**What is expected:** Extract all lines that hold "Создать" from the records below.

————

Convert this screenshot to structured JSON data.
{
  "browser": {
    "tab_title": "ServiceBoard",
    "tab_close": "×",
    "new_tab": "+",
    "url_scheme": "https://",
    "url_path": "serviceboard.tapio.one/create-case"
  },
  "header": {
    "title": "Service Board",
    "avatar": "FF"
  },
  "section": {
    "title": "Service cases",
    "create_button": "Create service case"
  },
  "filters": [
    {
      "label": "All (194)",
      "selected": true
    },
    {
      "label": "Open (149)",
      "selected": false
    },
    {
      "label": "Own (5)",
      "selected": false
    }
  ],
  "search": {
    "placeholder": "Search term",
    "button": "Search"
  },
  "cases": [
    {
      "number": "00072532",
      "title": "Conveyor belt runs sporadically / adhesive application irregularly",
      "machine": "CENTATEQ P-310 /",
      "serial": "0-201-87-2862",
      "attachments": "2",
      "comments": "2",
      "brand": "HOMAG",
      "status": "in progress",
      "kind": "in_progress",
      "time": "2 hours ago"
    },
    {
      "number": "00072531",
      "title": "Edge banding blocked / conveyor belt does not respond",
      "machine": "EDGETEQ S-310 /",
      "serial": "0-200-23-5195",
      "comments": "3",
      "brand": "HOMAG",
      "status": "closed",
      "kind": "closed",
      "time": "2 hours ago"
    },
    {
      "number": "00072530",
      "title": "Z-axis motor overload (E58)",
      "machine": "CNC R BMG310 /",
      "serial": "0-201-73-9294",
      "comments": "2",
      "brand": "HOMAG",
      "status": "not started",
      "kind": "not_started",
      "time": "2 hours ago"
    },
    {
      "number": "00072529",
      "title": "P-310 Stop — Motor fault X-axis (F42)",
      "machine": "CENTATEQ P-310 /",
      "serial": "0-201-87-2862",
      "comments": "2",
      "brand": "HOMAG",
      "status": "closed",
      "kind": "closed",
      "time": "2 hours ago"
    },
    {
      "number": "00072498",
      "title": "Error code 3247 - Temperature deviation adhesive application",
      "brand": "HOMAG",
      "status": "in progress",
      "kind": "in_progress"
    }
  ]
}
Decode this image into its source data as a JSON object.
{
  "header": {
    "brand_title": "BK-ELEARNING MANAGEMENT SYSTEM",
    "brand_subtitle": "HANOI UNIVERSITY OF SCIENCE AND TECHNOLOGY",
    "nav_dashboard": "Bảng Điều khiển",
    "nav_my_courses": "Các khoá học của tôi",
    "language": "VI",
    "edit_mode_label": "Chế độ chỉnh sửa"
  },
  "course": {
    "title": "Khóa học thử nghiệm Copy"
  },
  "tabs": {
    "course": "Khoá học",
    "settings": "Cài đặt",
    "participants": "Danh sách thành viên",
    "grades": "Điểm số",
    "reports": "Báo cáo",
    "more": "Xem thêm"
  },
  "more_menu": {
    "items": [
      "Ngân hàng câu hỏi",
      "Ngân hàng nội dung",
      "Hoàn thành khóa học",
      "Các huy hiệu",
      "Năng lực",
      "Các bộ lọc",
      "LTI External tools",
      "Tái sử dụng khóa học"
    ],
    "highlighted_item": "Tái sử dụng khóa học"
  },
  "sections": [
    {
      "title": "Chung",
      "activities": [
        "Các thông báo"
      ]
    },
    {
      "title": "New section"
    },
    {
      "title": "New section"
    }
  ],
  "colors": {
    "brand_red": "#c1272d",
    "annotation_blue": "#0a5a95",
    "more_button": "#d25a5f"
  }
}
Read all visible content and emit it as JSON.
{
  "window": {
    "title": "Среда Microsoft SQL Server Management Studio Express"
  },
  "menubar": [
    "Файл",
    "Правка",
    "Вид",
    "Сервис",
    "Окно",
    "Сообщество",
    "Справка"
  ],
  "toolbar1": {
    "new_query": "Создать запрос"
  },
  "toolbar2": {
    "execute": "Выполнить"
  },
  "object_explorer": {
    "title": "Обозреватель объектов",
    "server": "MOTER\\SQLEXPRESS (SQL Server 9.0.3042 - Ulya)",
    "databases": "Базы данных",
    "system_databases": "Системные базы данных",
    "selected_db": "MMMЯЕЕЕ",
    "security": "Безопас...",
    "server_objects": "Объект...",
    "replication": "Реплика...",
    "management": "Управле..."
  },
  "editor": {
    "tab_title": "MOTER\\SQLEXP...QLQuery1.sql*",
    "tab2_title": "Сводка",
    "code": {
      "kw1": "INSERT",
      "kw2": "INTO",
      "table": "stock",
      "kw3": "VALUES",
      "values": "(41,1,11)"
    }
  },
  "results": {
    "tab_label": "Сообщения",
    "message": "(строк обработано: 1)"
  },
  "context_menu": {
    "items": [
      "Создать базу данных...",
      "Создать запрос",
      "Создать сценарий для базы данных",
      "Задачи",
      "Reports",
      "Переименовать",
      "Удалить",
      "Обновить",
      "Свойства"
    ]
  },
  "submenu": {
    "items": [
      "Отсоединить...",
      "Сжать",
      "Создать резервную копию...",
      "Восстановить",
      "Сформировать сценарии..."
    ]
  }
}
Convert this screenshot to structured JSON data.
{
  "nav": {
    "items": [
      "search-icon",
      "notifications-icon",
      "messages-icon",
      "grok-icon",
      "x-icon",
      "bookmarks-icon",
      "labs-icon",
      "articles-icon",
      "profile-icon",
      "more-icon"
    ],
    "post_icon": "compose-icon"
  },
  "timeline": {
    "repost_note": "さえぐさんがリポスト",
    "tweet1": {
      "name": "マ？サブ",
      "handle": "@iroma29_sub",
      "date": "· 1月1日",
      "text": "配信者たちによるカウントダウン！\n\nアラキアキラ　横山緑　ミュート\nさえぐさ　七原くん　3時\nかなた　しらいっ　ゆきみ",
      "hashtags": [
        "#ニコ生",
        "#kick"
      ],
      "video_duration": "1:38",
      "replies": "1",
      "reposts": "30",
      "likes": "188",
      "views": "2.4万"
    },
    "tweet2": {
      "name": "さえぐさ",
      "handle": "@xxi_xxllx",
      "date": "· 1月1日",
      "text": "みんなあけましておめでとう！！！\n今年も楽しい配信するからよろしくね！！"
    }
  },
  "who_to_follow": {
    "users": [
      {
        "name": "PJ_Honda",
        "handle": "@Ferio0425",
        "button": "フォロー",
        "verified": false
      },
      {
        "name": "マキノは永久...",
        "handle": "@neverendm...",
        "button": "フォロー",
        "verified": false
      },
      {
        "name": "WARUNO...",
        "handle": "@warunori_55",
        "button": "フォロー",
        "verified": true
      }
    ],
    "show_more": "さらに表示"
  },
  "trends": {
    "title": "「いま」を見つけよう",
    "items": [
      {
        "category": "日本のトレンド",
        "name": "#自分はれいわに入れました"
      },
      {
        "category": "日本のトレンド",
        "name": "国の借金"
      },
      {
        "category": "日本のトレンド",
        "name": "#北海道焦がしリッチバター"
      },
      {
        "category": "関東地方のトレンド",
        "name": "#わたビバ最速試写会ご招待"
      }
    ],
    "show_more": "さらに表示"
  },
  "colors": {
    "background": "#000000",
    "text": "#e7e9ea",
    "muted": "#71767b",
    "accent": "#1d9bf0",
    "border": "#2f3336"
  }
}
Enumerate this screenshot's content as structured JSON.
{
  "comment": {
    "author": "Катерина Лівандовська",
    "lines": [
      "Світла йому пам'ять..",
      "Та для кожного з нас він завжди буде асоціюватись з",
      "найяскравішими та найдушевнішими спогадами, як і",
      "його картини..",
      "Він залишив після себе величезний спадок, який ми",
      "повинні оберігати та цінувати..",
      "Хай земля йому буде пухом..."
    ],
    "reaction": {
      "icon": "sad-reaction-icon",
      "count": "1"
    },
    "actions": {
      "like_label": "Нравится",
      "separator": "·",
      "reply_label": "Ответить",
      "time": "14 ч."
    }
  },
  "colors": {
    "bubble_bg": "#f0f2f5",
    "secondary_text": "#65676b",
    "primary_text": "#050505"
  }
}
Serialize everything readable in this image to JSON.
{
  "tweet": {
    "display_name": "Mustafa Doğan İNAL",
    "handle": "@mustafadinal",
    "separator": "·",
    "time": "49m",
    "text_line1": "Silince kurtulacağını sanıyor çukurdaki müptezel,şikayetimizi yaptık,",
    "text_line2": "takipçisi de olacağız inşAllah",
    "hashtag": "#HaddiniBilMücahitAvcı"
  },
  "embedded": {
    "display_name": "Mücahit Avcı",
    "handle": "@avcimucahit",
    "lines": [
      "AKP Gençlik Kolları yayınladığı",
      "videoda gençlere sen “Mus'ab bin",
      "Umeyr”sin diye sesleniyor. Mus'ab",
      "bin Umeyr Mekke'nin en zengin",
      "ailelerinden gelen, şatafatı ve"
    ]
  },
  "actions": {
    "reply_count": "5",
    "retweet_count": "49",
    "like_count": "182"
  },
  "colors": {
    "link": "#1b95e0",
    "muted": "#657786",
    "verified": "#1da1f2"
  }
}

————

**Answer below:**
    "new_query": "Создать запрос"
      "Создать базу данных...",
      "Создать запрос",
      "Создать сценарий для базы данных",
      "Создать резервную копию...",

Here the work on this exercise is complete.